══ MATERIAL FOR THIS TASK ══

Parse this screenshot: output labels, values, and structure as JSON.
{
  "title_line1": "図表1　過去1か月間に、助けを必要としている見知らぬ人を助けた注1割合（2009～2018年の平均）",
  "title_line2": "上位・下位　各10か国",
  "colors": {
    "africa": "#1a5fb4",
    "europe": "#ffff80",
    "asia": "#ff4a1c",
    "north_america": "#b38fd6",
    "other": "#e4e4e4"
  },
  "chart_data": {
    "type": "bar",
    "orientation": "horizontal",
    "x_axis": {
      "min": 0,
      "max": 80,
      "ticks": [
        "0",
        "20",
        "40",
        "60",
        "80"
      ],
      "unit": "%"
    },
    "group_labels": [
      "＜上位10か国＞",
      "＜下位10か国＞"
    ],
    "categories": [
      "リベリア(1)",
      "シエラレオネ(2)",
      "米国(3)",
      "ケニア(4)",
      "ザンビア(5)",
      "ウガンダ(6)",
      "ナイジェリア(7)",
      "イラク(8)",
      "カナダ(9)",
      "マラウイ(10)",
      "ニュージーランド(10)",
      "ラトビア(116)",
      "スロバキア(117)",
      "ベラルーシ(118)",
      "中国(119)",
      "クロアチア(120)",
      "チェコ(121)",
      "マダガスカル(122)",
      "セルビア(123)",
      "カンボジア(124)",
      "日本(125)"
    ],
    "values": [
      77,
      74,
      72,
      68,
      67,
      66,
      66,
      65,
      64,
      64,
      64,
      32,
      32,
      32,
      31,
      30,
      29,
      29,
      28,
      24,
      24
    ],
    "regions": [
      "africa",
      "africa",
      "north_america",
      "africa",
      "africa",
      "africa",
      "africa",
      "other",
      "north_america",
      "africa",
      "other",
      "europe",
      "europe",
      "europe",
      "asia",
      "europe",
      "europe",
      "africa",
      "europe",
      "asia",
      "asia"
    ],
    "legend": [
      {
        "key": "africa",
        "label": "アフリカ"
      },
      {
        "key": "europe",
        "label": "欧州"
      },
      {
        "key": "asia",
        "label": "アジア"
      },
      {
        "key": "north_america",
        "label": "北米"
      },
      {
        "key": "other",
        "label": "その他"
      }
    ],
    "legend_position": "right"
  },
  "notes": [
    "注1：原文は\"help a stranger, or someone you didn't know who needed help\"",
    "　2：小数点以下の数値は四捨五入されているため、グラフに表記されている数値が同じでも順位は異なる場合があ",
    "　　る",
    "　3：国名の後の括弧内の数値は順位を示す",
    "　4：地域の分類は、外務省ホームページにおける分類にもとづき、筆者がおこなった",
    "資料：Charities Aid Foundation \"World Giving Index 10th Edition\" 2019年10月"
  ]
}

═══

* WRITTEN INSTRUCTION
Above are the records. Identify each line that contains the word "values".

* EXERCISE RESPONSE
Parse this screenshot: output labels, values, and structure as JSON.
    "values": [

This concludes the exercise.